(Work to be completed) Please give the listing again in its entirety, exactly as written.

(Given information)
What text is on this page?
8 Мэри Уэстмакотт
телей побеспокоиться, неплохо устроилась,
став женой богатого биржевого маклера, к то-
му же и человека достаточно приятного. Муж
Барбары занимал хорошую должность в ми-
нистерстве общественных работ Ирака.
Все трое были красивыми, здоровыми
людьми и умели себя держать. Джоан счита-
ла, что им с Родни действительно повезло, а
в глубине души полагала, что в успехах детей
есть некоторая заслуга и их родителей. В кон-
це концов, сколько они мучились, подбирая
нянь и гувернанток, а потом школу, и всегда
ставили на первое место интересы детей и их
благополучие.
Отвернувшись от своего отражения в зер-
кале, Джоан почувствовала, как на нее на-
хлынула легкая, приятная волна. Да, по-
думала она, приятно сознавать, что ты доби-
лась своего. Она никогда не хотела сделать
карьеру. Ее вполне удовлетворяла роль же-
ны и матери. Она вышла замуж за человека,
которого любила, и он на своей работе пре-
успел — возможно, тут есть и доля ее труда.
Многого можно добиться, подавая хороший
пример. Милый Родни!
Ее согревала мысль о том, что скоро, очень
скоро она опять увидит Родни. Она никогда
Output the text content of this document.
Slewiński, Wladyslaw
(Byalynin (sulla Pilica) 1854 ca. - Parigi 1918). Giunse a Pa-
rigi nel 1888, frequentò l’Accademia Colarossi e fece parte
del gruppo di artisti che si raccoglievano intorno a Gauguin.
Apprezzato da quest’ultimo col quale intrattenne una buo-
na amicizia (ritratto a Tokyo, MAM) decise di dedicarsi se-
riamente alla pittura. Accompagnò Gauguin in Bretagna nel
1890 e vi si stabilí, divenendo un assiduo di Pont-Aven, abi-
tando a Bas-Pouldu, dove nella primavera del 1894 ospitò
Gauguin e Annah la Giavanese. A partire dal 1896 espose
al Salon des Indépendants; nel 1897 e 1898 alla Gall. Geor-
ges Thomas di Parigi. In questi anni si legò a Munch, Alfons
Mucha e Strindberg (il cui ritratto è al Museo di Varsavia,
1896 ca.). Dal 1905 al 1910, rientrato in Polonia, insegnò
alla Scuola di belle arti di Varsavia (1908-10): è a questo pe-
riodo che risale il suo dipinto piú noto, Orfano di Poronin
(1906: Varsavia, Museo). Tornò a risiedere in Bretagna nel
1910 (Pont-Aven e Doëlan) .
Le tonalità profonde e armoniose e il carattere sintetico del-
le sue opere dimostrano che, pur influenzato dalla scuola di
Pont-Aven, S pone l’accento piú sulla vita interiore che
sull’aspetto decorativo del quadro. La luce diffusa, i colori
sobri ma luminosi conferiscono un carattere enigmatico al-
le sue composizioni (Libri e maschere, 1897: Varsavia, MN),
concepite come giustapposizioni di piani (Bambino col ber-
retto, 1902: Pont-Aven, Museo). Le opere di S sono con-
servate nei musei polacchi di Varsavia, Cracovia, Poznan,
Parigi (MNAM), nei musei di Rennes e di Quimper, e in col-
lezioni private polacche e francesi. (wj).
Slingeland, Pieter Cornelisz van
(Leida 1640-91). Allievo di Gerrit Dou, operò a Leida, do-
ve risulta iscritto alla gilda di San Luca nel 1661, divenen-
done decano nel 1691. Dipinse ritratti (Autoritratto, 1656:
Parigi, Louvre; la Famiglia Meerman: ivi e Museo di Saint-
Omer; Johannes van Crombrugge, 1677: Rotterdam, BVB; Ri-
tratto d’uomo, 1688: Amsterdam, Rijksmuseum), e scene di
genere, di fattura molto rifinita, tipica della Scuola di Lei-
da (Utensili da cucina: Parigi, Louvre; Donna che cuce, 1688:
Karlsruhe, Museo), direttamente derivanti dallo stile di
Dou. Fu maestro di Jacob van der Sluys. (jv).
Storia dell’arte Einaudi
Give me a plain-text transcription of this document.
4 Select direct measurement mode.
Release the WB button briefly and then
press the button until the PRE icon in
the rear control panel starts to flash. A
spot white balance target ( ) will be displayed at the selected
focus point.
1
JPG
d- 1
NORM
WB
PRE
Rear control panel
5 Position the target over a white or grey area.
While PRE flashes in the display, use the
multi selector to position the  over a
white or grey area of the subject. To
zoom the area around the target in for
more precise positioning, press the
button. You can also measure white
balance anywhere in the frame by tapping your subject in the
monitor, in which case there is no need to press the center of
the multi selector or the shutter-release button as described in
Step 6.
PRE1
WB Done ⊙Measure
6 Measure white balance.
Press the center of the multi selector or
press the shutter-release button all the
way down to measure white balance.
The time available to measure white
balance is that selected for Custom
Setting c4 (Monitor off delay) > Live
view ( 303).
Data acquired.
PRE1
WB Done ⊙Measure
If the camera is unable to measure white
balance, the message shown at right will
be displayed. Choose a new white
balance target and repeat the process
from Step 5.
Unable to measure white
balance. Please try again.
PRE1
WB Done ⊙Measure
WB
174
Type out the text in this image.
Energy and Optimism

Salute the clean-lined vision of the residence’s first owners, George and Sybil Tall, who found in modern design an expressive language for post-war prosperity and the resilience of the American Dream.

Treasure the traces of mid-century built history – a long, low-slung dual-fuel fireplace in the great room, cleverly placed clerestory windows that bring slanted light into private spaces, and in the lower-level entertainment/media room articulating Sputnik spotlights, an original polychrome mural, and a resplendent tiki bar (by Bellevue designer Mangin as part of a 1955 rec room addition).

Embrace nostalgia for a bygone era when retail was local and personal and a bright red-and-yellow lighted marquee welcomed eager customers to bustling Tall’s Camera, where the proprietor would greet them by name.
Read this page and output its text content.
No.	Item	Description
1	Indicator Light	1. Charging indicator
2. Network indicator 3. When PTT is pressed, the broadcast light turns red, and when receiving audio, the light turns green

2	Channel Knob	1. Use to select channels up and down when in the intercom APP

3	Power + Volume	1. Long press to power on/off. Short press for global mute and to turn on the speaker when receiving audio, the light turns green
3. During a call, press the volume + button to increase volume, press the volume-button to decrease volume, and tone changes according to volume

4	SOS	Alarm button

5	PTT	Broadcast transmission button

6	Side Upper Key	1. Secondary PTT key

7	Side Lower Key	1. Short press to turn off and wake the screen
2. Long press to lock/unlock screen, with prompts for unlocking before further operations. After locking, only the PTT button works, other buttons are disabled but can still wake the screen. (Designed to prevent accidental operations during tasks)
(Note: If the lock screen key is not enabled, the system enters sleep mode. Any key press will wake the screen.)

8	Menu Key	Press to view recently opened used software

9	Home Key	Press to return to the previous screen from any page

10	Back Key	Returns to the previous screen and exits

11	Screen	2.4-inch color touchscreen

(Response)
What text is on this page?
8 Мэри Уэстмакотт
телей побеспокоиться, неплохо устроилась,
став женой богатого биржевого маклера, к то-
му же и человека достаточно приятного. Муж
Барбары занимал хорошую должность в ми-
нистерстве общественных работ Ирака.
Все трое были красивыми, здоровыми
людьми и умели себя держать. Джоан счита-
ла, что им с Родни действительно повезло, а
в глубине души полагала, что в успехах детей
есть некоторая заслуга и их родителей. В кон-
це концов, сколько они мучились, подбирая
нянь и гувернанток, а потом школу, и всегда
ставили на первое место интересы детей и их
благополучие.
Отвернувшись от своего отражения в зер-
кале, Джоан почувствовала, как на нее на-
хлынула легкая, приятная волна. Да, по-
думала она, приятно сознавать, что ты доби-
лась своего. Она никогда не хотела сделать
карьеру. Ее вполне удовлетворяла роль же-
ны и матери. Она вышла замуж за человека,
которого любила, и он на своей работе пре-
успел — возможно, тут есть и доля ее труда.
Многого можно добиться, подавая хороший
пример. Милый Родни!
Ее согревала мысль о том, что скоро, очень
скоро она опять увидит Родни. Она никогда
Output the text content of this document.
Slewiński, Wladyslaw
(Byalynin (sulla Pilica) 1854 ca. - Parigi 1918). Giunse a Pa-
rigi nel 1888, frequentò l’Accademia Colarossi e fece parte
del gruppo di artisti che si raccoglievano intorno a Gauguin.
Apprezzato da quest’ultimo col quale intrattenne una buo-
na amicizia (ritratto a Tokyo, MAM) decise di dedicarsi se-
riamente alla pittura. Accompagnò Gauguin in Bretagna nel
1890 e vi si stabilí, divenendo un assiduo di Pont-Aven, abi-
tando a Bas-Pouldu, dove nella primavera del 1894 ospitò
Gauguin e Annah la Giavanese. A partire dal 1896 espose
al Salon des Indépendants; nel 1897 e 1898 alla Gall. Geor-
ges Thomas di Parigi. In questi anni si legò a Munch, Alfons
Mucha e Strindberg (il cui ritratto è al Museo di Varsavia,
1896 ca.). Dal 1905 al 1910, rientrato in Polonia, insegnò
alla Scuola di belle arti di Varsavia (1908-10): è a questo pe-
riodo che risale il suo dipinto piú noto, Orfano di Poronin
(1906: Varsavia, Museo). Tornò a risiedere in Bretagna nel
1910 (Pont-Aven e Doëlan) .
Le tonalità profonde e armoniose e il carattere sintetico del-
le sue opere dimostrano che, pur influenzato dalla scuola di
Pont-Aven, S pone l’accento piú sulla vita interiore che
sull’aspetto decorativo del quadro. La luce diffusa, i colori
sobri ma luminosi conferiscono un carattere enigmatico al-
le sue composizioni (Libri e maschere, 1897: Varsavia, MN),
concepite come giustapposizioni di piani (Bambino col ber-
retto, 1902: Pont-Aven, Museo). Le opere di S sono con-
servate nei musei polacchi di Varsavia, Cracovia, Poznan,
Parigi (MNAM), nei musei di Rennes e di Quimper, e in col-
lezioni private polacche e francesi. (wj).
Slingeland, Pieter Cornelisz van
(Leida 1640-91). Allievo di Gerrit Dou, operò a Leida, do-
ve risulta iscritto alla gilda di San Luca nel 1661, divenen-
done decano nel 1691. Dipinse ritratti (Autoritratto, 1656:
Parigi, Louvre; la Famiglia Meerman: ivi e Museo di Saint-
Omer; Johannes van Crombrugge, 1677: Rotterdam, BVB; Ri-
tratto d’uomo, 1688: Amsterdam, Rijksmuseum), e scene di
genere, di fattura molto rifinita, tipica della Scuola di Lei-
da (Utensili da cucina: Parigi, Louvre; Donna che cuce, 1688:
Karlsruhe, Museo), direttamente derivanti dallo stile di
Dou. Fu maestro di Jacob van der Sluys. (jv).
Storia dell’arte Einaudi
Give me a plain-text transcription of this document.
4 Select direct measurement mode.
Release the WB button briefly and then
press the button until the PRE icon in
the rear control panel starts to flash. A
spot white balance target ( ) will be displayed at the selected
focus point.
1
JPG
d- 1
NORM
WB
PRE
Rear control panel
5 Position the target over a white or grey area.
While PRE flashes in the display, use the
multi selector to position the  over a
white or grey area of the subject. To
zoom the area around the target in for
more precise positioning, press the
button. You can also measure white
balance anywhere in the frame by tapping your subject in the
monitor, in which case there is no need to press the center of
the multi selector or the shutter-release button as described in
Step 6.
PRE1
WB Done ⊙Measure
6 Measure white balance.
Press the center of the multi selector or
press the shutter-release button all the
way down to measure white balance.
The time available to measure white
balance is that selected for Custom
Setting c4 (Monitor off delay) > Live
view ( 303).
Data acquired.
PRE1
WB Done ⊙Measure
If the camera is unable to measure white
balance, the message shown at right will
be displayed. Choose a new white
balance target and repeat the process
from Step 5.
Unable to measure white
balance. Please try again.
PRE1
WB Done ⊙Measure
WB
174
Type out the text in this image.
Energy and Optimism

Salute the clean-lined vision of the residence’s first owners, George and Sybil Tall, who found in modern design an expressive language for post-war prosperity and the resilience of the American Dream.

Treasure the traces of mid-century built history – a long, low-slung dual-fuel fireplace in the great room, cleverly placed clerestory windows that bring slanted light into private spaces, and in the lower-level entertainment/media room articulating Sputnik spotlights, an original polychrome mural, and a resplendent tiki bar (by Bellevue designer Mangin as part of a 1955 rec room addition).

Embrace nostalgia for a bygone era when retail was local and personal and a bright red-and-yellow lighted marquee welcomed eager customers to bustling Tall’s Camera, where the proprietor would greet them by name.
Read this page and output its text content.
No.	Item	Description
1	Indicator Light	1. Charging indicator
2. Network indicator 3. When PTT is pressed, the broadcast light turns red, and when receiving audio, the light turns green

2	Channel Knob	1. Use to select channels up and down when in the intercom APP

3	Power + Volume	1. Long press to power on/off. Short press for global mute and to turn on the speaker when receiving audio, the light turns green
3. During a call, press the volume + button to increase volume, press the volume-button to decrease volume, and tone changes according to volume

4	SOS	Alarm button

5	PTT	Broadcast transmission button

6	Side Upper Key	1. Secondary PTT key

7	Side Lower Key	1. Short press to turn off and wake the screen
2. Long press to lock/unlock screen, with prompts for unlocking before further operations. After locking, only the PTT button works, other buttons are disabled but can still wake the screen. (Designed to prevent accidental operations during tasks)
(Note: If the lock screen key is not enabled, the system enters sleep mode. Any key press will wake the screen.)

8	Menu Key	Press to view recently opened used software

9	Home Key	Press to return to the previous screen from any page

10	Back Key	Returns to the previous screen and exits

11	Screen	2.4-inch color touchscreen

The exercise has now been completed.